Work required: Bring together all lines of the material below that contain the string "PEGDEN".

┄┄┄┄┄┄┄┄┄┄┄┄┄┄┄┄┄┄┄┄

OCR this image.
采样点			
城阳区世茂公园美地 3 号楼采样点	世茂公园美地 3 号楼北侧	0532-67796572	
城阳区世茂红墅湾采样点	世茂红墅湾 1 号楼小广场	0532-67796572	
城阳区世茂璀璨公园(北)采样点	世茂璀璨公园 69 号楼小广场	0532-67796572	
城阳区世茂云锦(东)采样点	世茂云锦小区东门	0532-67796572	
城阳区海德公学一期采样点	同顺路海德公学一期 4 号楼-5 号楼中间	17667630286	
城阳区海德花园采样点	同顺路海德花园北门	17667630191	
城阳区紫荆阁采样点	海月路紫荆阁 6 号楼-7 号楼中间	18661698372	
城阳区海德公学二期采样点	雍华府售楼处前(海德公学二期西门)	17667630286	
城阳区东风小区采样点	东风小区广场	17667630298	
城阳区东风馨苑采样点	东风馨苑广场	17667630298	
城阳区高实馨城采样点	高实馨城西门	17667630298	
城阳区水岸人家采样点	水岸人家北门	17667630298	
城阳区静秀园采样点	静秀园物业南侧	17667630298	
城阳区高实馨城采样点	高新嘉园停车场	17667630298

┄┄┄┄┄┄┄┄┄┄┄┄┄┄┄┄┄┄┄┄

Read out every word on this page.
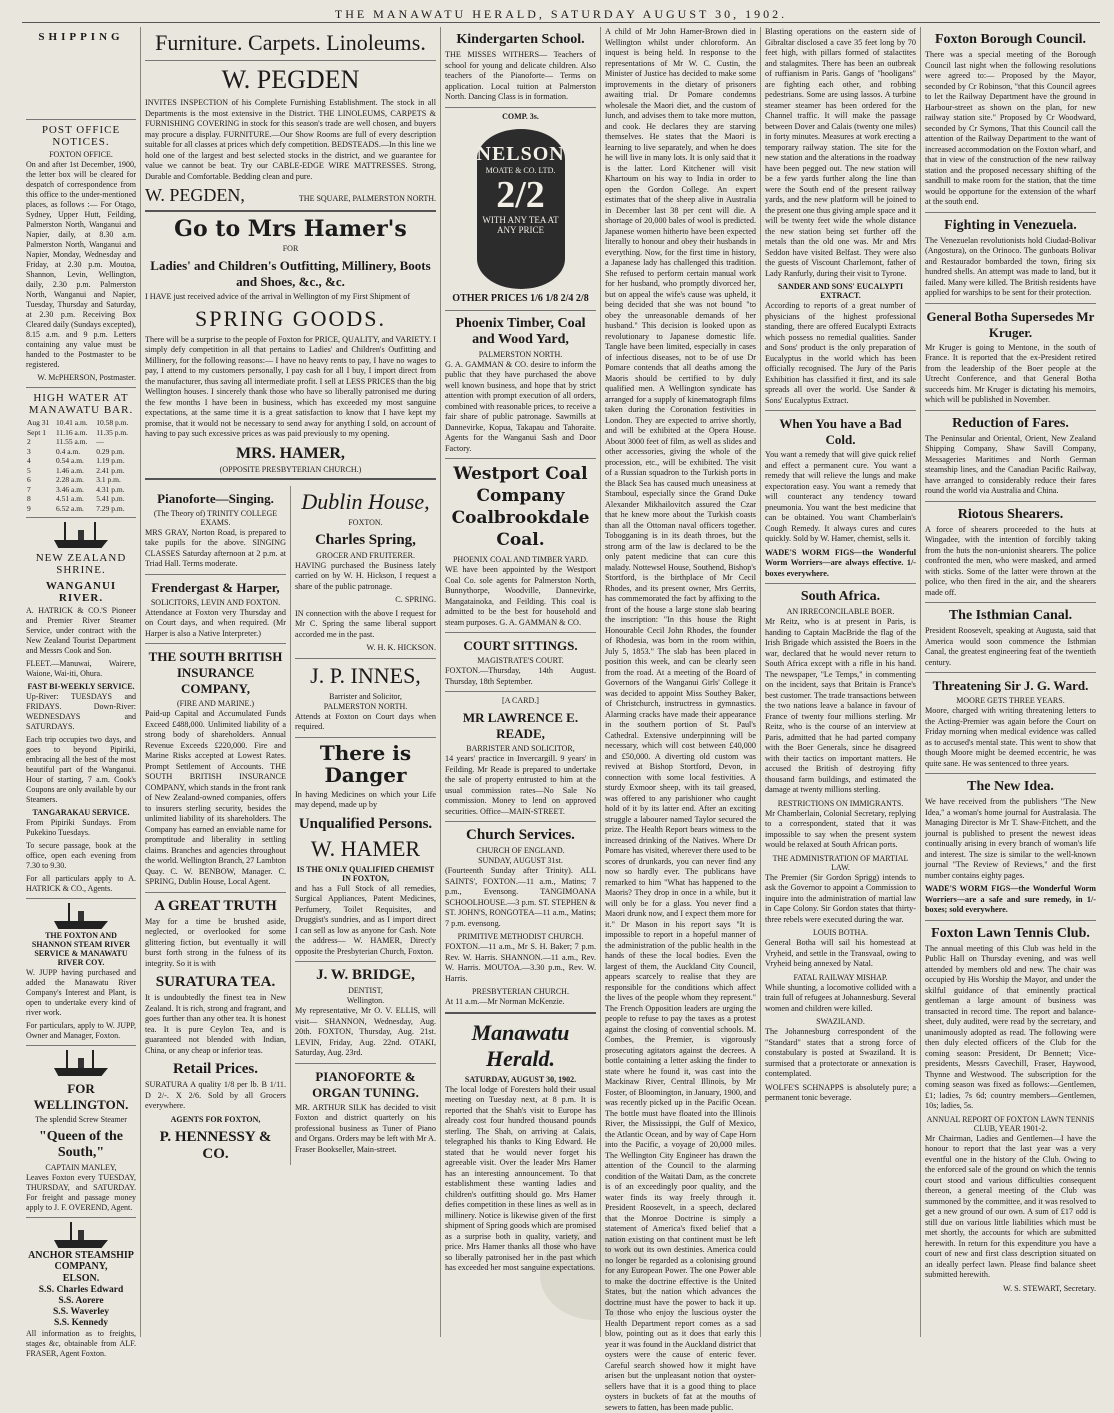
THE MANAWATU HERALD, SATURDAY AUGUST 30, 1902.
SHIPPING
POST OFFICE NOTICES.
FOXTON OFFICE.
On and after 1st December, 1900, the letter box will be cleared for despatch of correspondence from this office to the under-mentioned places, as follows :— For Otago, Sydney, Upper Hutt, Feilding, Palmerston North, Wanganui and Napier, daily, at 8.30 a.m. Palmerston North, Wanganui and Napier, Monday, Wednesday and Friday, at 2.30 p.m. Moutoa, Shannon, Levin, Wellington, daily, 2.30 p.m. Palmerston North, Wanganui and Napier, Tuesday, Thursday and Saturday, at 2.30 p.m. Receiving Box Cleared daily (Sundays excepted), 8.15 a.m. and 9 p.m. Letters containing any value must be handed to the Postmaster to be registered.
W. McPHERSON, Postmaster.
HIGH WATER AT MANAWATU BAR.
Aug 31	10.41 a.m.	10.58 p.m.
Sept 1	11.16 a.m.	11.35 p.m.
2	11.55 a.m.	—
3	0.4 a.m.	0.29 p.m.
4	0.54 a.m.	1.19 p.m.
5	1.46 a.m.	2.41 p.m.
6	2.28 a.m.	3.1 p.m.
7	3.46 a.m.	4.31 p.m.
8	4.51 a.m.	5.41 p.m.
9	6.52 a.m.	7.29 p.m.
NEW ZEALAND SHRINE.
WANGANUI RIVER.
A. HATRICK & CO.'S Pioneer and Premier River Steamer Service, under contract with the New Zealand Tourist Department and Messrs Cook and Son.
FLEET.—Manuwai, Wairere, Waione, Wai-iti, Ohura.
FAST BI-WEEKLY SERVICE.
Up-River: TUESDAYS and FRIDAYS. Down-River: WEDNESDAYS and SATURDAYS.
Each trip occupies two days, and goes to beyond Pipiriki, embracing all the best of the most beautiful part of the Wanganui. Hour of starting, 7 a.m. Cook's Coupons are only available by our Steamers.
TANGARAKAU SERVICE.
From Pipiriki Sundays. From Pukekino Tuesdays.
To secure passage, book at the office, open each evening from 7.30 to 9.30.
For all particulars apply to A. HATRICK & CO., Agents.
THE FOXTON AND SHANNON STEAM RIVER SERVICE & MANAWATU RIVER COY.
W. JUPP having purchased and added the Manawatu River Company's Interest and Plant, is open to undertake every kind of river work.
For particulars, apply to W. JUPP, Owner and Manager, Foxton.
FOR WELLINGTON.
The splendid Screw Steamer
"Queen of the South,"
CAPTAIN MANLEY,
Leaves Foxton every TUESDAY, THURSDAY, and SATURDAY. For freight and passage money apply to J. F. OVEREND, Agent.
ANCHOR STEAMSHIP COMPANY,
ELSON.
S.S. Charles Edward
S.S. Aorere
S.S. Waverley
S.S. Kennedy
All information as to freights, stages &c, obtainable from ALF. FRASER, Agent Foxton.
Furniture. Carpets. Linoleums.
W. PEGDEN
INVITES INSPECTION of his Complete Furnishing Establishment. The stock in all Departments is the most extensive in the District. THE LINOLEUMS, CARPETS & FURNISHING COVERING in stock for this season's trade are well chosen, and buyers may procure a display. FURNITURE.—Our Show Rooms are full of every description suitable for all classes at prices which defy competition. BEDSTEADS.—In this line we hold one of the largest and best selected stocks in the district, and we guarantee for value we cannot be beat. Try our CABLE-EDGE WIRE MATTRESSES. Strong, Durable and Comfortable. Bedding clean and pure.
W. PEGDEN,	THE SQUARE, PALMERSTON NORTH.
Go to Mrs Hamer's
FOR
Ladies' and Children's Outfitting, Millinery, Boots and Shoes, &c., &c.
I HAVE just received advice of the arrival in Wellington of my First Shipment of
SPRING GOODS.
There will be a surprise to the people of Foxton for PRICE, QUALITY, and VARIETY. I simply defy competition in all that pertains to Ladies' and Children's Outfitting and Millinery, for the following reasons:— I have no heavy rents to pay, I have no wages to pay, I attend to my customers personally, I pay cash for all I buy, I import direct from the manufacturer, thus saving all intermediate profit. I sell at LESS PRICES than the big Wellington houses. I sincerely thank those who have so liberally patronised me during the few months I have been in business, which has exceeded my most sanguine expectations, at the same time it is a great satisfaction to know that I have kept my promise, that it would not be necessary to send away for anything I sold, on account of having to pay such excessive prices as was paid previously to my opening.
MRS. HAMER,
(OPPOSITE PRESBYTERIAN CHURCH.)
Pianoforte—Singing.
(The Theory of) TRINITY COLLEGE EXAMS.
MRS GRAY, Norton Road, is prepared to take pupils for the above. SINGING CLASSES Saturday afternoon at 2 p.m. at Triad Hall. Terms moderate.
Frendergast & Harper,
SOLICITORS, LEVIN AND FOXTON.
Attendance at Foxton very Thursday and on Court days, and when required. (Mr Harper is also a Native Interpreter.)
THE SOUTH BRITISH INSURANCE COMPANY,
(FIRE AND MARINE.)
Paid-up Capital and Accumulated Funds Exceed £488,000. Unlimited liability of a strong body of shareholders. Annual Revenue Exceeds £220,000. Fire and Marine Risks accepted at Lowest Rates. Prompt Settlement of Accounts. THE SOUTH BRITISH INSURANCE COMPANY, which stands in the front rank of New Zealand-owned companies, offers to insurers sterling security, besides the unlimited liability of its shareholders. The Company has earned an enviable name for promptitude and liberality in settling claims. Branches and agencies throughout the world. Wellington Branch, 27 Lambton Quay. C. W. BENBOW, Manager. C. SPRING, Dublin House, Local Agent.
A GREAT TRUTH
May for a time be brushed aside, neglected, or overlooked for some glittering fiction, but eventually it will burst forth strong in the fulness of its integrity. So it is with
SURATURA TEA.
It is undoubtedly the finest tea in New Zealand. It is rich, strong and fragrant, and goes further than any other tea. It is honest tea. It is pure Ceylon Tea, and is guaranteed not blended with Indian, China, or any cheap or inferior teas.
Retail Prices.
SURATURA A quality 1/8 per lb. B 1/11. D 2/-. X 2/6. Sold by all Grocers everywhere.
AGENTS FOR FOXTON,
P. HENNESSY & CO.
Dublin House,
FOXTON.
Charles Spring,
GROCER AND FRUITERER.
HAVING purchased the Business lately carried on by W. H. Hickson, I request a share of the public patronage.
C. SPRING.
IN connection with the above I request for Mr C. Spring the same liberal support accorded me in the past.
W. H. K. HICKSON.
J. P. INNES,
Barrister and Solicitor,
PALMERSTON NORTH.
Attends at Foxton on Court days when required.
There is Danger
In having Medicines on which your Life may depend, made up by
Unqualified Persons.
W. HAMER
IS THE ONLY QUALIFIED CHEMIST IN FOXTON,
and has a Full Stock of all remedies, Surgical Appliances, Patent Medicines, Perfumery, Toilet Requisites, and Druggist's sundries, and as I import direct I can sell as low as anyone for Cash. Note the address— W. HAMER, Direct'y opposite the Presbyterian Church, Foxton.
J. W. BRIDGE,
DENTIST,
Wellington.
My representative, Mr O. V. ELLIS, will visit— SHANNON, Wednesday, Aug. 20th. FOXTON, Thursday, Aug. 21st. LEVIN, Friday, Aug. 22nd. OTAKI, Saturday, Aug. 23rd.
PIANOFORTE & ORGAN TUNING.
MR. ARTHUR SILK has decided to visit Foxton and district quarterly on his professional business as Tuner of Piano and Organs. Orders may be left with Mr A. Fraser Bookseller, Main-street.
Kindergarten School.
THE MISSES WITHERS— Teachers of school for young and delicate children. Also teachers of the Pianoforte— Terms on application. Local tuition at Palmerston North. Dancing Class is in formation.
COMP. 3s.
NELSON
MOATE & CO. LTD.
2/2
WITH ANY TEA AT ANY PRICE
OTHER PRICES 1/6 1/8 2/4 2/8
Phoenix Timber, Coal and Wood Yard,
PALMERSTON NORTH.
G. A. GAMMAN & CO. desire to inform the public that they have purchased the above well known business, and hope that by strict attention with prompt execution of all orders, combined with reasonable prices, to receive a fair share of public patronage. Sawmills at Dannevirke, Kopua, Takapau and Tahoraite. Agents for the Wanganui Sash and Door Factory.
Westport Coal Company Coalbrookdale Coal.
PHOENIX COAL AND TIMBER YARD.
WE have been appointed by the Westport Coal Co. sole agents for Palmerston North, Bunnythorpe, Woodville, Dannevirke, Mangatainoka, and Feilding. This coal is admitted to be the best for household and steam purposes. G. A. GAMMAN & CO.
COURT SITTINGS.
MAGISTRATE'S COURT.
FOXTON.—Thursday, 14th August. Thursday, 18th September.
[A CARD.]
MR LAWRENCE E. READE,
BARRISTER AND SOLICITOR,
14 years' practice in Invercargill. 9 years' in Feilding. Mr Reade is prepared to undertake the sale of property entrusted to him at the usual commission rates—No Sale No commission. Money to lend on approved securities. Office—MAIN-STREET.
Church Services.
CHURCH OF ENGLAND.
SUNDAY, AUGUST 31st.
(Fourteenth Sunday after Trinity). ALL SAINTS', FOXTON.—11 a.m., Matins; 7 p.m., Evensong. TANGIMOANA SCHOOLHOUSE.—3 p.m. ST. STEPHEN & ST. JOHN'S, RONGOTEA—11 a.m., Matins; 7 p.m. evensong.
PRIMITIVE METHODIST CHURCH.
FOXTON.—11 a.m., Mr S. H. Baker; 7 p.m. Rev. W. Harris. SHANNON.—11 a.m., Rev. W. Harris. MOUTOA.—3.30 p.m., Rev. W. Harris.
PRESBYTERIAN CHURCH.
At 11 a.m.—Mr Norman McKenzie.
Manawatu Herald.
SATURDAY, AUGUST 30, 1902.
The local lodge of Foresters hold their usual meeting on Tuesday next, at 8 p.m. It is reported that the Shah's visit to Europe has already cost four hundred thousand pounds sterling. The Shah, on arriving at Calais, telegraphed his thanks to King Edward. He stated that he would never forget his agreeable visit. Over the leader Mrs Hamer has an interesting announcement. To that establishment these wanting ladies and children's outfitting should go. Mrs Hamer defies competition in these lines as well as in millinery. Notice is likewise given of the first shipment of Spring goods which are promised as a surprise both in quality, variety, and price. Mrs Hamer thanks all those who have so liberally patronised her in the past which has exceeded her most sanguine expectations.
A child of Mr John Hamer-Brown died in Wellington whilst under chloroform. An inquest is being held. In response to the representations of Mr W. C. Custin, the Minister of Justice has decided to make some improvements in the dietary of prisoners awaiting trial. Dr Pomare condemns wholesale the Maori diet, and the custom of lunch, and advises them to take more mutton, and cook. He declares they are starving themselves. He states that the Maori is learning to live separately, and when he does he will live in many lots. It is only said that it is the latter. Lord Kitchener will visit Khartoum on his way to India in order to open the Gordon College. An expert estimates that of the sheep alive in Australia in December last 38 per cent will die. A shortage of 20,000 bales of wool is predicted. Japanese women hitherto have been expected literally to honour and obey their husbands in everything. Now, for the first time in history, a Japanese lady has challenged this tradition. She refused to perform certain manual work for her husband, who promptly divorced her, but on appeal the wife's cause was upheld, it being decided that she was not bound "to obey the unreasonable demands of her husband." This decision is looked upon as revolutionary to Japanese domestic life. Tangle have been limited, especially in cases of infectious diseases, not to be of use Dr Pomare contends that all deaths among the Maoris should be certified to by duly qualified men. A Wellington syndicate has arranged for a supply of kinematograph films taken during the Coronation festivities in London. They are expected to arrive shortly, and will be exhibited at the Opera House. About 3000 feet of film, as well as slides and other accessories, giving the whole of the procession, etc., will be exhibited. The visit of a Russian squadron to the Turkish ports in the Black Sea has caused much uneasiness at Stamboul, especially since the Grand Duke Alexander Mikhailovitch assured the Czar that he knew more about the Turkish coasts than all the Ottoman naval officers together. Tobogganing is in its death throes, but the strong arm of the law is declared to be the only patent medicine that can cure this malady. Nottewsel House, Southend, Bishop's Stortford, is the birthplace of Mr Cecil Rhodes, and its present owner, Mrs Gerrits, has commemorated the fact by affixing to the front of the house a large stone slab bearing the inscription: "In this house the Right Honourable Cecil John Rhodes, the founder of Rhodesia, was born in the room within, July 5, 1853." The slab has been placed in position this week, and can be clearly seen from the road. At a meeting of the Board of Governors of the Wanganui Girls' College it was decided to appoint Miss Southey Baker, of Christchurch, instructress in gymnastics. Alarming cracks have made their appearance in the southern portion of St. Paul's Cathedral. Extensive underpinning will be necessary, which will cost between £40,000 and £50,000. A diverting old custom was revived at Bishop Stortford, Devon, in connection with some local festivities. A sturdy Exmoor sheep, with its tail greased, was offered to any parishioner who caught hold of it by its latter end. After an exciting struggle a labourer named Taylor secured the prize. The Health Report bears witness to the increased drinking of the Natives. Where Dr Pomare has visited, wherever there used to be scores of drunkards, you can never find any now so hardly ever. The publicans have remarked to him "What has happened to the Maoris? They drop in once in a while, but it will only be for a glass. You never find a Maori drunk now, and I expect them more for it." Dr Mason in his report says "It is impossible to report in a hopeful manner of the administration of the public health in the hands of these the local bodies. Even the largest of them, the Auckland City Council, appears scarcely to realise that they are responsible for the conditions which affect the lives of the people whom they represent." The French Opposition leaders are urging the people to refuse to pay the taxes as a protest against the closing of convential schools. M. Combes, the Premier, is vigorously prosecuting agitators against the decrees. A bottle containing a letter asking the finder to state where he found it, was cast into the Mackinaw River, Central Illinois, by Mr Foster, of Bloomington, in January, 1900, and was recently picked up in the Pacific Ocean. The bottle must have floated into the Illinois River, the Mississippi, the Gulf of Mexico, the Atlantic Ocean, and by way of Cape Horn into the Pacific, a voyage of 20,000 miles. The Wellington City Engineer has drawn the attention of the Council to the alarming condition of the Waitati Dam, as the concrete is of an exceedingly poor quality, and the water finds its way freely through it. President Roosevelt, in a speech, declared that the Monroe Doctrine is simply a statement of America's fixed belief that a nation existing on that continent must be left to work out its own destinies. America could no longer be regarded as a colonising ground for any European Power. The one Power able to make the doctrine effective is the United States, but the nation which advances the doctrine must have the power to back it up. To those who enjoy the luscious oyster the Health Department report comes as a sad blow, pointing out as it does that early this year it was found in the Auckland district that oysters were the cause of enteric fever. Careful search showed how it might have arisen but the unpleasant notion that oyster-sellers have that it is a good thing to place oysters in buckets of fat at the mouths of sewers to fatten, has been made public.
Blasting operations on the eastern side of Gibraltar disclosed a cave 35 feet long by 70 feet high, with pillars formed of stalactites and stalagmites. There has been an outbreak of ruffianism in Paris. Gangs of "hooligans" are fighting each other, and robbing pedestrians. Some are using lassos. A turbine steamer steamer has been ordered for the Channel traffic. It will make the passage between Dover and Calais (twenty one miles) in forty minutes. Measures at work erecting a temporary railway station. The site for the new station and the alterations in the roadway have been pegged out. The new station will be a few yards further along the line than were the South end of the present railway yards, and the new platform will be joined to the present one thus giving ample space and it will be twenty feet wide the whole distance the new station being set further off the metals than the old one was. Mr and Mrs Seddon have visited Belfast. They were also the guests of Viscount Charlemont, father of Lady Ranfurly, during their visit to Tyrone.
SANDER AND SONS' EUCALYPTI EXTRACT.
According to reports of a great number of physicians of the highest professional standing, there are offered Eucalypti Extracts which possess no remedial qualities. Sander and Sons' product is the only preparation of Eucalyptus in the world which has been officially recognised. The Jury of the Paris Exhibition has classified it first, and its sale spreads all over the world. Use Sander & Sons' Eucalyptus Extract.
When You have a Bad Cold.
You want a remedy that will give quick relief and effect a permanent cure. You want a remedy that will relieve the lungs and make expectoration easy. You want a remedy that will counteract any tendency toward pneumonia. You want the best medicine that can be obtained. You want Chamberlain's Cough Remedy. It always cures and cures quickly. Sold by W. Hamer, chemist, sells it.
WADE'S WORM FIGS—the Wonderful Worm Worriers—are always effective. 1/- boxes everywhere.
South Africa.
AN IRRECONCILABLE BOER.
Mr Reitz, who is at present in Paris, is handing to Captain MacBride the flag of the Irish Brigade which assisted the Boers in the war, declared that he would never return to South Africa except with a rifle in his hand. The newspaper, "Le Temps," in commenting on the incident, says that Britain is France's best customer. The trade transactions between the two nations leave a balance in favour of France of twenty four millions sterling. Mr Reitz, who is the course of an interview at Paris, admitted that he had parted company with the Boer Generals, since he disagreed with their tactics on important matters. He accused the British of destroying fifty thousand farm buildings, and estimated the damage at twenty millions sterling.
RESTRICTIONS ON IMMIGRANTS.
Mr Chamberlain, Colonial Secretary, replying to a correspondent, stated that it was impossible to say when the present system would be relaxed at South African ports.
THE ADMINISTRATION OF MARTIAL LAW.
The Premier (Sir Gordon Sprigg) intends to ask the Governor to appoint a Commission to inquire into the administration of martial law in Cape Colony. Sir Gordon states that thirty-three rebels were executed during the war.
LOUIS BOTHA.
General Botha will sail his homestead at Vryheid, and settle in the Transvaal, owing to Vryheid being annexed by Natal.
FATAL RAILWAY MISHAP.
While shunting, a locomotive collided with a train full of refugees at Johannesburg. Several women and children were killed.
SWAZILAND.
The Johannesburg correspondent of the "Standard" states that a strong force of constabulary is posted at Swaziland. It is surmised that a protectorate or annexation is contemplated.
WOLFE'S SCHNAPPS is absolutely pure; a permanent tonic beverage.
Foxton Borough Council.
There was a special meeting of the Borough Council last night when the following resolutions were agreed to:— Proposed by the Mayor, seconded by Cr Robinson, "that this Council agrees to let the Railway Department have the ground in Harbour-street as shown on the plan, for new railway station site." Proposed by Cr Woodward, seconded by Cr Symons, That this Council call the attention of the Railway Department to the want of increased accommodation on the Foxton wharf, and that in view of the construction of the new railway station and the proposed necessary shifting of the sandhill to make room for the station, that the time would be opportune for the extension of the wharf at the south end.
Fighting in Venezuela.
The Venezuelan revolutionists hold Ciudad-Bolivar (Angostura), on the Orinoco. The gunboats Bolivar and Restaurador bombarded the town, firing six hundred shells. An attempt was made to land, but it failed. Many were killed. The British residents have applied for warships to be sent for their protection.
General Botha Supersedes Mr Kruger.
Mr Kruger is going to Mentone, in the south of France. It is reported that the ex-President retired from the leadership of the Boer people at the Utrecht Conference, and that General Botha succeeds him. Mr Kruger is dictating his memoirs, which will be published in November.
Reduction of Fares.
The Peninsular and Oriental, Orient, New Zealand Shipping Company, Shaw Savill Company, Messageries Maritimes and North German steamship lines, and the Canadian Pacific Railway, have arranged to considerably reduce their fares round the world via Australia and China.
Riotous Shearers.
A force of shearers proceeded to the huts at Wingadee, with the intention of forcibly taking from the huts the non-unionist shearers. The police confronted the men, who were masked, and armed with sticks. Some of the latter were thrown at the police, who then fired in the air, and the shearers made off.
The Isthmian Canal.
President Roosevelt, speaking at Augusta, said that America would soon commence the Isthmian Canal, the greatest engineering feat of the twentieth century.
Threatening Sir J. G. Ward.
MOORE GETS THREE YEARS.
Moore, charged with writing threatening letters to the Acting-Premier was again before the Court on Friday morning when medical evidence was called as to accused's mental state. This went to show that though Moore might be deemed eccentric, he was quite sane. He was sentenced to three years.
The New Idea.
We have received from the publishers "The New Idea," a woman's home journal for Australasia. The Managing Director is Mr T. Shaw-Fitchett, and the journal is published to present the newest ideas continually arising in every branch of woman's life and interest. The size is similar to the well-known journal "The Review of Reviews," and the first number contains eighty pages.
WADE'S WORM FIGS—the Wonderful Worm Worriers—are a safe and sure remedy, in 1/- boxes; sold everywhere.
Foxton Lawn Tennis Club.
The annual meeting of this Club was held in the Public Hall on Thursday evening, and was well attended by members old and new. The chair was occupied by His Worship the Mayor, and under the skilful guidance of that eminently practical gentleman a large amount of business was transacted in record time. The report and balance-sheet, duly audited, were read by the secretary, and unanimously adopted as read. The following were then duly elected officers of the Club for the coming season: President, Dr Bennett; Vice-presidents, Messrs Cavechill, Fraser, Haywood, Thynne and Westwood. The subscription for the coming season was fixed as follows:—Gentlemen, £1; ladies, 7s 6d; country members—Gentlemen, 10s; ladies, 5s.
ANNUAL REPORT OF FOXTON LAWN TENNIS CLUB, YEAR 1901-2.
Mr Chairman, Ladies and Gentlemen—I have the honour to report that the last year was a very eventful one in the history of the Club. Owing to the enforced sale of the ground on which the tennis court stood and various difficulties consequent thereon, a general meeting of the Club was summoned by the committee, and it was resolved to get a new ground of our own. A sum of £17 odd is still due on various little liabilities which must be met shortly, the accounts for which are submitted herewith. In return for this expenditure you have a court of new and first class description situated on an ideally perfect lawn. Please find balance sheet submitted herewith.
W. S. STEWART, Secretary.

┄┄┄┄┄┄┄┄┄┄┄┄┄┄┄┄┄┄┄┄

Correct result:
W. PEGDEN
W. PEGDEN,	THE SQUARE, PALMERSTON NORTH.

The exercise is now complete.